### [WHAT IS ASKED]
Print each of the entries exactly, leaving nothing out.

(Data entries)
---

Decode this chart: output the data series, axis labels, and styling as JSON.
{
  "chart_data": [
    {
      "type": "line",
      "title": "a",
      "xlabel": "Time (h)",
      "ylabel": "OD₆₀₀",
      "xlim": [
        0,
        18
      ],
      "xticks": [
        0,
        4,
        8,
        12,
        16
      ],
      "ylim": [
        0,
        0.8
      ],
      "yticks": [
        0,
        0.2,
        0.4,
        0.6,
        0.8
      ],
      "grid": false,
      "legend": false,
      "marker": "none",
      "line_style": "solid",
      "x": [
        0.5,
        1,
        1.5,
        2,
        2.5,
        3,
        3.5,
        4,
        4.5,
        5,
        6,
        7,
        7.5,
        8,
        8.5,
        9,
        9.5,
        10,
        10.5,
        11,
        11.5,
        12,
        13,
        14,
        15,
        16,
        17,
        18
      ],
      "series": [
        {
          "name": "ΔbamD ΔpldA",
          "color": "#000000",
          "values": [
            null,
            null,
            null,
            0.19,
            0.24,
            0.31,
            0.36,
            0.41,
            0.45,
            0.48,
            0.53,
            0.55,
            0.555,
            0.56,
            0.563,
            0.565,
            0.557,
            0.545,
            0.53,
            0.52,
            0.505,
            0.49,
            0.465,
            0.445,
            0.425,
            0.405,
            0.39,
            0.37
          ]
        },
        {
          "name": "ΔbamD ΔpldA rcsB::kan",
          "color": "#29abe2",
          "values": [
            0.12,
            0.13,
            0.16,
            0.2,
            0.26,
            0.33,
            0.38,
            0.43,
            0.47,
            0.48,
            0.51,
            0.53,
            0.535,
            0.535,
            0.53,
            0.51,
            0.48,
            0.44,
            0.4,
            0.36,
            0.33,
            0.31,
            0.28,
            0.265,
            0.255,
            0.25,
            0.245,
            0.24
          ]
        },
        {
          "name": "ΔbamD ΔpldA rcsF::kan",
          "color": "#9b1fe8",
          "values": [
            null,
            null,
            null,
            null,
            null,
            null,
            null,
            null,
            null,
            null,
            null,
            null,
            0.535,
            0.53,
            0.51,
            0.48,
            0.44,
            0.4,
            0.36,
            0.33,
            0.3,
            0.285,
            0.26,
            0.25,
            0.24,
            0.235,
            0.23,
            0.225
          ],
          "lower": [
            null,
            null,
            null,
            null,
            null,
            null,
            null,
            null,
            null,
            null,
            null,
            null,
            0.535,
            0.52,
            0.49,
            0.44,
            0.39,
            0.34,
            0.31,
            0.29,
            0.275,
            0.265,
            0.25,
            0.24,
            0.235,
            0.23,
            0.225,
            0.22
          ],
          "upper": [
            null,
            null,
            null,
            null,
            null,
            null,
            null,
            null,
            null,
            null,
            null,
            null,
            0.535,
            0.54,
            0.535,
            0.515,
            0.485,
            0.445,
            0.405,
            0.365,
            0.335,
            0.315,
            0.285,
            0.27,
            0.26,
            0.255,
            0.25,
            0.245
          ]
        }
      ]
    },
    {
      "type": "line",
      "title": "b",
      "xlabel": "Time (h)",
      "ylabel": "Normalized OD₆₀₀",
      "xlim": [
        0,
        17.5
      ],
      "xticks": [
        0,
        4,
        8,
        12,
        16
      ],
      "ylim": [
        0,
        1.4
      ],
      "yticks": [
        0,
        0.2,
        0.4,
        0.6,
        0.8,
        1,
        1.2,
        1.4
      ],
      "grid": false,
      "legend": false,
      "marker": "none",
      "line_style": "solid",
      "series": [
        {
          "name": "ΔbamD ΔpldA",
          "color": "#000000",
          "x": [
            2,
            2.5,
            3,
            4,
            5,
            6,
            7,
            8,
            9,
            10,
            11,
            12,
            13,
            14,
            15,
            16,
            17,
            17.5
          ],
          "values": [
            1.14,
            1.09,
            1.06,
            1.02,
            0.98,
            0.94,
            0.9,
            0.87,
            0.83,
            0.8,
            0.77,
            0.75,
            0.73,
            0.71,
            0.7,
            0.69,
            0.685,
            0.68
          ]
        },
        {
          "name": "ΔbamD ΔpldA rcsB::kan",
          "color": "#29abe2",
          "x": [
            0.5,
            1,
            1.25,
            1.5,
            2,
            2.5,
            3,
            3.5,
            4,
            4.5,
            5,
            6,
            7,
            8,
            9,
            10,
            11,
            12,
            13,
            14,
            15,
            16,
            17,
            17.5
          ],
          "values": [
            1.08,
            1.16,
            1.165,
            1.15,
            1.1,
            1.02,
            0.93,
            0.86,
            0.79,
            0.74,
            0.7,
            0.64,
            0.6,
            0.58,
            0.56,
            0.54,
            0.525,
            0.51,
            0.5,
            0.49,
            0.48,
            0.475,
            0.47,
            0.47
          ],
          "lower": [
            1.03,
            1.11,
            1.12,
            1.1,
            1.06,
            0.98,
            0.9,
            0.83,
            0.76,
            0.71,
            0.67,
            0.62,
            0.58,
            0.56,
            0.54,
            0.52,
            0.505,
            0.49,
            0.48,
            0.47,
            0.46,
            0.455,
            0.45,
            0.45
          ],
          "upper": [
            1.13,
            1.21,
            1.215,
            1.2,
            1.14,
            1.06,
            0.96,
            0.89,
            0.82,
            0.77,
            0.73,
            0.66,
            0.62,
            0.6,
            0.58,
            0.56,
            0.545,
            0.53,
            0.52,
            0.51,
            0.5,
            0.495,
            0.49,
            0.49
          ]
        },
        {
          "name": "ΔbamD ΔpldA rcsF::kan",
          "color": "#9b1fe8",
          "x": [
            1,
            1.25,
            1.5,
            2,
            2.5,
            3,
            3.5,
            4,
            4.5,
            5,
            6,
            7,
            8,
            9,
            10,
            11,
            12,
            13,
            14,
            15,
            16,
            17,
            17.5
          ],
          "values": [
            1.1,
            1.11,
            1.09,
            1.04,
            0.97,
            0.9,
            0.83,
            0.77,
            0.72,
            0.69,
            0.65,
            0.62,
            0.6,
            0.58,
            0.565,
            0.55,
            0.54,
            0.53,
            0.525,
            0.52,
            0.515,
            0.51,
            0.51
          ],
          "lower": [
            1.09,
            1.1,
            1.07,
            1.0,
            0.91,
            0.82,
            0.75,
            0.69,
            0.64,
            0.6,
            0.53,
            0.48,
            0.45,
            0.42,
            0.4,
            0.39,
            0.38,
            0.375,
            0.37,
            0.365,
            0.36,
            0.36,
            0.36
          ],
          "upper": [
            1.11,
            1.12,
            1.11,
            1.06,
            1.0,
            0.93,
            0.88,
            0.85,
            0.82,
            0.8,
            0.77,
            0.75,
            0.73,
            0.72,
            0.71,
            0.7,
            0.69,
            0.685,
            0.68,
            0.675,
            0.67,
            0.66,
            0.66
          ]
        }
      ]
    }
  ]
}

---

### [OUTPUT FOR THIS EXERCISE]
Decode this chart: output the data series, axis labels, and styling as JSON.
{
  "chart_data": [
    {
      "type": "line",
      "title": "a",
      "xlabel": "Time (h)",
      "ylabel": "OD₆₀₀",
      "xlim": [
        0,
        18
      ],
      "xticks": [
        0,
        4,
        8,
        12,
        16
      ],
      "ylim": [
        0,
        0.8
      ],
      "yticks": [
        0,
        0.2,
        0.4,
        0.6,
        0.8
      ],
      "grid": false,
      "legend": false,
      "marker": "none",
      "line_style": "solid",
      "x": [
        0.5,
        1,
        1.5,
        2,
        2.5,
        3,
        3.5,
        4,
        4.5,
        5,
        6,
        7,
        7.5,
        8,
        8.5,
        9,
        9.5,
        10,
        10.5,
        11,
        11.5,
        12,
        13,
        14,
        15,
        16,
        17,
        18
      ],
      "series": [
        {
          "name": "ΔbamD ΔpldA",
          "color": "#000000",
          "values": [
            null,
            null,
            null,
            0.19,
            0.24,
            0.31,
            0.36,
            0.41,
            0.45,
            0.48,
            0.53,
            0.55,
            0.555,
            0.56,
            0.563,
            0.565,
            0.557,
            0.545,
            0.53,
            0.52,
            0.505,
            0.49,
            0.465,
            0.445,
            0.425,
            0.405,
            0.39,
            0.37
          ]
        },
        {
          "name": "ΔbamD ΔpldA rcsB::kan",
          "color": "#29abe2",
          "values": [
            0.12,
            0.13,
            0.16,
            0.2,
            0.26,
            0.33,
            0.38,
            0.43,
            0.47,
            0.48,
            0.51,
            0.53,
            0.535,
            0.535,
            0.53,
            0.51,
            0.48,
            0.44,
            0.4,
            0.36,
            0.33,
            0.31,
            0.28,
            0.265,
            0.255,
            0.25,
            0.245,
            0.24
          ]
        },
        {
          "name": "ΔbamD ΔpldA rcsF::kan",
          "color": "#9b1fe8",
          "values": [
            null,
            null,
            null,
            null,
            null,
            null,
            null,
            null,
            null,
            null,
            null,
            null,
            0.535,
            0.53,
            0.51,
            0.48,
            0.44,
            0.4,
            0.36,
            0.33,
            0.3,
            0.285,
            0.26,
            0.25,
            0.24,
            0.235,
            0.23,
            0.225
          ],
          "lower": [
            null,
            null,
            null,
            null,
            null,
            null,
            null,
            null,
            null,
            null,
            null,
            null,
            0.535,
            0.52,
            0.49,
            0.44,
            0.39,
            0.34,
            0.31,
            0.29,
            0.275,
            0.265,
            0.25,
            0.24,
            0.235,
            0.23,
            0.225,
            0.22
          ],
          "upper": [
            null,
            null,
            null,
            null,
            null,
            null,
            null,
            null,
            null,
            null,
            null,
            null,
            0.535,
            0.54,
            0.535,
            0.515,
            0.485,
            0.445,
            0.405,
            0.365,
            0.335,
            0.315,
            0.285,
            0.27,
            0.26,
            0.255,
            0.25,
            0.245
          ]
        }
      ]
    },
    {
      "type": "line",
      "title": "b",
      "xlabel": "Time (h)",
      "ylabel": "Normalized OD₆₀₀",
      "xlim": [
        0,
        17.5
      ],
      "xticks": [
        0,
        4,
        8,
        12,
        16
      ],
      "ylim": [
        0,
        1.4
      ],
      "yticks": [
        0,
        0.2,
        0.4,
        0.6,
        0.8,
        1,
        1.2,
        1.4
      ],
      "grid": false,
      "legend": false,
      "marker": "none",
      "line_style": "solid",
      "series": [
        {
          "name": "ΔbamD ΔpldA",
          "color": "#000000",
          "x": [
            2,
            2.5,
            3,
            4,
            5,
            6,
            7,
            8,
            9,
            10,
            11,
            12,
            13,
            14,
            15,
            16,
            17,
            17.5
          ],
          "values": [
            1.14,
            1.09,
            1.06,
            1.02,
            0.98,
            0.94,
            0.9,
            0.87,
            0.83,
            0.8,
            0.77,
            0.75,
            0.73,
            0.71,
            0.7,
            0.69,
            0.685,
            0.68
          ]
        },
        {
          "name": "ΔbamD ΔpldA rcsB::kan",
          "color": "#29abe2",
          "x": [
            0.5,
            1,
            1.25,
            1.5,
            2,
            2.5,
            3,
            3.5,
            4,
            4.5,
            5,
            6,
            7,
            8,
            9,
            10,
            11,
            12,
            13,
            14,
            15,
            16,
            17,
            17.5
          ],
          "values": [
            1.08,
            1.16,
            1.165,
            1.15,
            1.1,
            1.02,
            0.93,
            0.86,
            0.79,
            0.74,
            0.7,
            0.64,
            0.6,
            0.58,
            0.56,
            0.54,
            0.525,
            0.51,
            0.5,
            0.49,
            0.48,
            0.475,
            0.47,
            0.47
          ],
          "lower": [
            1.03,
            1.11,
            1.12,
            1.1,
            1.06,
            0.98,
            0.9,
            0.83,
            0.76,
            0.71,
            0.67,
            0.62,
            0.58,
            0.56,
            0.54,
            0.52,
            0.505,
            0.49,
            0.48,
            0.47,
            0.46,
            0.455,
            0.45,
            0.45
          ],
          "upper": [
            1.13,
            1.21,
            1.215,
            1.2,
            1.14,
            1.06,
            0.96,
            0.89,
            0.82,
            0.77,
            0.73,
            0.66,
            0.62,
            0.6,
            0.58,
            0.56,
            0.545,
            0.53,
            0.52,
            0.51,
            0.5,
            0.495,
            0.49,
            0.49
          ]
        },
        {
          "name": "ΔbamD ΔpldA rcsF::kan",
          "color": "#9b1fe8",
          "x": [
            1,
            1.25,
            1.5,
            2,
            2.5,
            3,
            3.5,
            4,
            4.5,
            5,
            6,
            7,
            8,
            9,
            10,
            11,
            12,
            13,
            14,
            15,
            16,
            17,
            17.5
          ],
          "values": [
            1.1,
            1.11,
            1.09,
            1.04,
            0.97,
            0.9,
            0.83,
            0.77,
            0.72,
            0.69,
            0.65,
            0.62,
            0.6,
            0.58,
            0.565,
            0.55,
            0.54,
            0.53,
            0.525,
            0.52,
            0.515,
            0.51,
            0.51
          ],
          "lower": [
            1.09,
            1.1,
            1.07,
            1.0,
            0.91,
            0.82,
            0.75,
            0.69,
            0.64,
            0.6,
            0.53,
            0.48,
            0.45,
            0.42,
            0.4,
            0.39,
            0.38,
            0.375,
            0.37,
            0.365,
            0.36,
            0.36,
            0.36
          ],
          "upper": [
            1.11,
            1.12,
            1.11,
            1.06,
            1.0,
            0.93,
            0.88,
            0.85,
            0.82,
            0.8,
            0.77,
            0.75,
            0.73,
            0.72,
            0.71,
            0.7,
            0.69,
            0.685,
            0.68,
            0.675,
            0.67,
            0.66,
            0.66
          ]
        }
      ]
    }
  ]
}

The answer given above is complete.